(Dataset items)

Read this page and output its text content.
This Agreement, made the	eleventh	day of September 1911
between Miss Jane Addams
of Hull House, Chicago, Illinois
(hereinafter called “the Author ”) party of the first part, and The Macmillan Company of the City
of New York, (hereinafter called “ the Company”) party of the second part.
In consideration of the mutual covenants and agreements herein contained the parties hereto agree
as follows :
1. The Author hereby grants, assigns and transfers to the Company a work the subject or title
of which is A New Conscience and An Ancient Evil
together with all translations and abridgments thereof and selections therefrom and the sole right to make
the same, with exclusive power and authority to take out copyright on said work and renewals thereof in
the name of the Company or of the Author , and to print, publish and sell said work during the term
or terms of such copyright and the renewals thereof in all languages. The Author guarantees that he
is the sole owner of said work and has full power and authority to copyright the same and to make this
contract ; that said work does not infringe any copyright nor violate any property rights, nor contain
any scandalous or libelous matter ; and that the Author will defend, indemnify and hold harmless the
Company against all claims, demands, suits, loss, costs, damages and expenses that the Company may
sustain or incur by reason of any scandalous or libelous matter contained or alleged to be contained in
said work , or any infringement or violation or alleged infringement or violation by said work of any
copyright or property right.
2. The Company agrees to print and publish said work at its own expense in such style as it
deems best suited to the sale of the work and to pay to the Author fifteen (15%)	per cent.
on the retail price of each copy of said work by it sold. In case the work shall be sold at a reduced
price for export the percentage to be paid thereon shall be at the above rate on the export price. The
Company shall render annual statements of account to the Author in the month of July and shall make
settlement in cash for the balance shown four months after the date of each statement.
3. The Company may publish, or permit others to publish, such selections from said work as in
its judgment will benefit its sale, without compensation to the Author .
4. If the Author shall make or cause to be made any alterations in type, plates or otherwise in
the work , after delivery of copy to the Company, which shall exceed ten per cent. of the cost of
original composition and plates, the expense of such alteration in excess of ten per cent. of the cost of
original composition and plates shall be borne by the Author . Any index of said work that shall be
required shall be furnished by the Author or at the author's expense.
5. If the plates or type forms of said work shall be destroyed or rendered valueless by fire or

**WHAT IS REQUIRED**: Which lines above contain "copyright"? Show each of them.

**TASK RESPONSE**:
the same, with exclusive power and authority to take out copyright on said work and renewals thereof in
or terms of such copyright and the renewals thereof in all languages. The Author guarantees that he
is the sole owner of said work and has full power and authority to copyright the same and to make this
contract ; that said work does not infringe any copyright nor violate any property rights, nor contain
copyright or property right.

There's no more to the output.